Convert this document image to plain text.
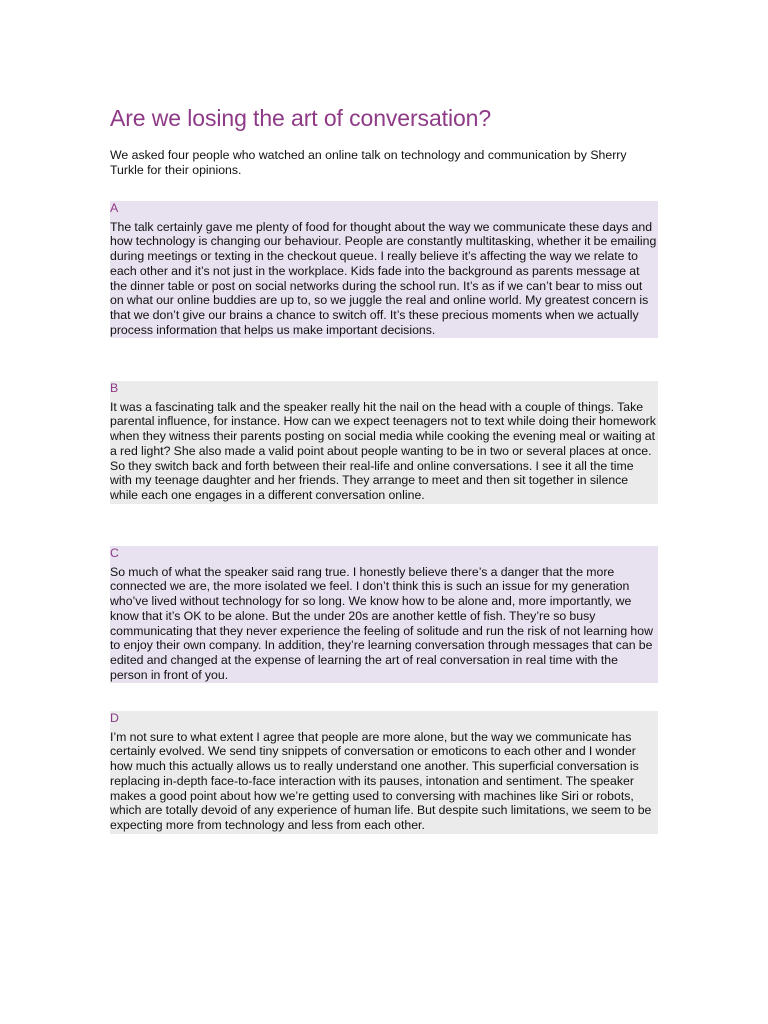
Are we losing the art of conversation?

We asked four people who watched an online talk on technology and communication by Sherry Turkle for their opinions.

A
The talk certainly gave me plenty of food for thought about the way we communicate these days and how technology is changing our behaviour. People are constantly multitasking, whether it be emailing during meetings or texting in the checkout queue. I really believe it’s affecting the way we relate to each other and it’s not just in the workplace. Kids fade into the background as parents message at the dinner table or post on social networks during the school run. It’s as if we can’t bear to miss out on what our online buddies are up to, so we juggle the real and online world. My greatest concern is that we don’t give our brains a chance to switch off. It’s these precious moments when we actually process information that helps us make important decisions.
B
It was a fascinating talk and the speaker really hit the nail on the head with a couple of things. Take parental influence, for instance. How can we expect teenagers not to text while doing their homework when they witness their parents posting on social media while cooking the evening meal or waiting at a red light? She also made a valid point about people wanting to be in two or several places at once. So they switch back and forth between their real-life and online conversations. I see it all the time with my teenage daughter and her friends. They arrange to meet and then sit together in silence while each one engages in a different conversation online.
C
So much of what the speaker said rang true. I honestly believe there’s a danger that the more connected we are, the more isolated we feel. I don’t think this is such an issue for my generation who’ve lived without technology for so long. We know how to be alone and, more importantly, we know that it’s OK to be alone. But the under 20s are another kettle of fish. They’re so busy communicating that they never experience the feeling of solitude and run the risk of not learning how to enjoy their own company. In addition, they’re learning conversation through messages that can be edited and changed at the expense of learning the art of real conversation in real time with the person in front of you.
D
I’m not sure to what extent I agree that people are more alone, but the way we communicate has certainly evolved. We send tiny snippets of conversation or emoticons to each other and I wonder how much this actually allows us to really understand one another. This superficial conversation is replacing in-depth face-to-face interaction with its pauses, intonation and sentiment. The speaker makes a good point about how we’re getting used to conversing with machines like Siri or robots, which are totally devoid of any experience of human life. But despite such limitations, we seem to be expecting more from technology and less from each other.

______________________________

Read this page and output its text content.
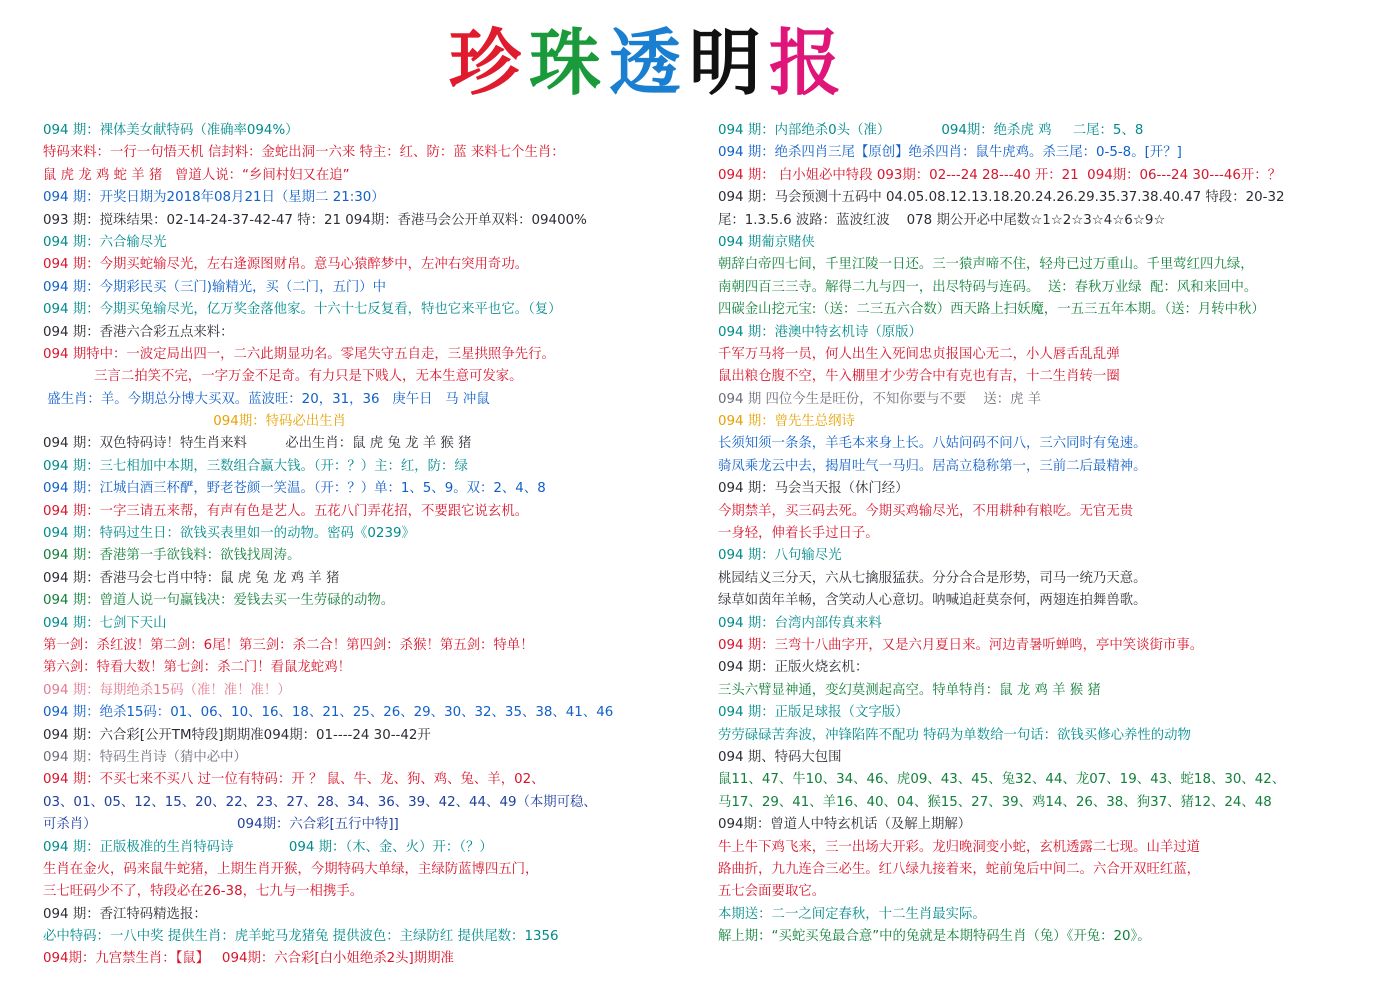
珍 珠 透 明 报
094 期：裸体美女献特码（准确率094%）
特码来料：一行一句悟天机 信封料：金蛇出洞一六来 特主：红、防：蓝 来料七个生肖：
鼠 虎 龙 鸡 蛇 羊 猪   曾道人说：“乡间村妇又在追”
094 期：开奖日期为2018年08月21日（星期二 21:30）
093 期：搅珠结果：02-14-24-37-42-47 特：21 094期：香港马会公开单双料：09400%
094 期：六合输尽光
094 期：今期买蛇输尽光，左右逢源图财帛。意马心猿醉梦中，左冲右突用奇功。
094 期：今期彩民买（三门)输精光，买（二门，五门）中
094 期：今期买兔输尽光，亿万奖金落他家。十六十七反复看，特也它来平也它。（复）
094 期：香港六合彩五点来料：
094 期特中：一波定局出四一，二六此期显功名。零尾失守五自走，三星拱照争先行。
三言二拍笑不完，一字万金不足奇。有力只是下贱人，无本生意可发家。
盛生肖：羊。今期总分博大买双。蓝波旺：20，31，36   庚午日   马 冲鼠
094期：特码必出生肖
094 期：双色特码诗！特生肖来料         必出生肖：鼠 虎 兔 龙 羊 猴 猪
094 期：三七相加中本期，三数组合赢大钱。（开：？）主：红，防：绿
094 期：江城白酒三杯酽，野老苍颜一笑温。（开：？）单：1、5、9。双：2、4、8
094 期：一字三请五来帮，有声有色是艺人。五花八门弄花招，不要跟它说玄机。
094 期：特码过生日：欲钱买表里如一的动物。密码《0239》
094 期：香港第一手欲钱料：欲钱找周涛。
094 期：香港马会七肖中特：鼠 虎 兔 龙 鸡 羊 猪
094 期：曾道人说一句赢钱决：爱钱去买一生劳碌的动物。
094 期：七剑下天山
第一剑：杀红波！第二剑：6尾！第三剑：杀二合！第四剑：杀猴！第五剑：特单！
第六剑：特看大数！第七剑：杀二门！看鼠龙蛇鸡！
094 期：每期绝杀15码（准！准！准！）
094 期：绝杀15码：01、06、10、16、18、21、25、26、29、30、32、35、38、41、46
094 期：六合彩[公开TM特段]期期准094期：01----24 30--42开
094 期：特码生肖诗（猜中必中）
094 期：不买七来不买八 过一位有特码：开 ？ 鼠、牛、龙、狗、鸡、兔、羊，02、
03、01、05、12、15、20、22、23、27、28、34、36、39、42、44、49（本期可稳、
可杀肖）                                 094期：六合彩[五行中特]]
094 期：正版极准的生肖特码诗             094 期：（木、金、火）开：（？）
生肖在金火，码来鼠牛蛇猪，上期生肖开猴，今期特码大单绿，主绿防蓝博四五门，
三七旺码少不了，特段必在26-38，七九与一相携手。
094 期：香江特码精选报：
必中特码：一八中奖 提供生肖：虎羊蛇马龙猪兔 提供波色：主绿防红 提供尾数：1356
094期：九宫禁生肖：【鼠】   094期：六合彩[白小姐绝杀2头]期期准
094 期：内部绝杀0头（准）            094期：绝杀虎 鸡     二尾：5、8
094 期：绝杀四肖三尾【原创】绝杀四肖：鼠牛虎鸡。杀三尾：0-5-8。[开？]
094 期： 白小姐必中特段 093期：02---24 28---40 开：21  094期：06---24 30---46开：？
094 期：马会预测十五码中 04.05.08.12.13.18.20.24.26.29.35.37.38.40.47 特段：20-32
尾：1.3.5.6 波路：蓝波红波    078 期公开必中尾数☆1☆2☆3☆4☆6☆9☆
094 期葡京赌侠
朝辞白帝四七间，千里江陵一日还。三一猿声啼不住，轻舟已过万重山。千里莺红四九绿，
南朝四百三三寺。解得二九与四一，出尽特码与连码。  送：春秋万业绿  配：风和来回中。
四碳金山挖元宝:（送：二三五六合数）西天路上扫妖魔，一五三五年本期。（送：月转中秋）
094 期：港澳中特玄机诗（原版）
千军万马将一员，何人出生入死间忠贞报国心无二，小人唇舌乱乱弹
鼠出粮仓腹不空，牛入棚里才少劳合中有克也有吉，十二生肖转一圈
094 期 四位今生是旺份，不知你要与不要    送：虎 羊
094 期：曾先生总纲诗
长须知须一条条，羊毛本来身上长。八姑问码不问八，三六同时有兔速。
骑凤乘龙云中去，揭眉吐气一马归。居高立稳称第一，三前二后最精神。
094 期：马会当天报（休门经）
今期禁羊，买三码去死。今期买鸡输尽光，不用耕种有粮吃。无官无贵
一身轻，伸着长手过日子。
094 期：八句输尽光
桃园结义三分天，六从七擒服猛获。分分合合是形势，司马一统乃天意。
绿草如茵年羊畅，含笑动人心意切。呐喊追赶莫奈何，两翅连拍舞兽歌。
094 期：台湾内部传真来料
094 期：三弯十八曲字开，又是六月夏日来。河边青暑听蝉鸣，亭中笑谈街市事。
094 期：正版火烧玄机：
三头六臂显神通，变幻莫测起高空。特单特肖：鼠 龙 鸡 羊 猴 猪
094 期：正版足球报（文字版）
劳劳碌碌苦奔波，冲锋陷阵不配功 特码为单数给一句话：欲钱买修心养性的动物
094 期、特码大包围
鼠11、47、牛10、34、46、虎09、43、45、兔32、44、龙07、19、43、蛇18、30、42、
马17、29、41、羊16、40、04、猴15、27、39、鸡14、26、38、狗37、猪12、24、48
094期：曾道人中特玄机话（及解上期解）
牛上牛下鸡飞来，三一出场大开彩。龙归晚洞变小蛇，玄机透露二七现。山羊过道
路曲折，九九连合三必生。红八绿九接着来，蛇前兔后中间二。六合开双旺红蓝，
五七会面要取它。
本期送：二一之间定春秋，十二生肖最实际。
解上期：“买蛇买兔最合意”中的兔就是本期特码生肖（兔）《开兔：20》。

______________________________

Filter the records down to the lines that contain the string "when", and copy those lines.

--- SOLUTION TO THIS EXERCISE ---
The talk certainly gave me plenty of food for thought about the way we communicate these days and how technology is changing our behaviour. People are constantly multitasking, whether it be emailing during meetings or texting in the checkout queue. I really believe it’s affecting the way we relate to each other and it’s not just in the workplace. Kids fade into the background as parents message at the dinner table or post on social networks during the school run. It’s as if we can’t bear to miss out on what our online buddies are up to, so we juggle the real and online world. My greatest concern is that we don’t give our brains a chance to switch off. It’s these precious moments when we actually process information that helps us make important decisions.
It was a fascinating talk and the speaker really hit the nail on the head with a couple of things. Take parental influence, for instance. How can we expect teenagers not to text while doing their homework when they witness their parents posting on social media while cooking the evening meal or waiting at a red light? She also made a valid point about people wanting to be in two or several places at once. So they switch back and forth between their real-life and online conversations. I see it all the time with my teenage daughter and her friends. They arrange to meet and then sit together in silence while each one engages in a different conversation online.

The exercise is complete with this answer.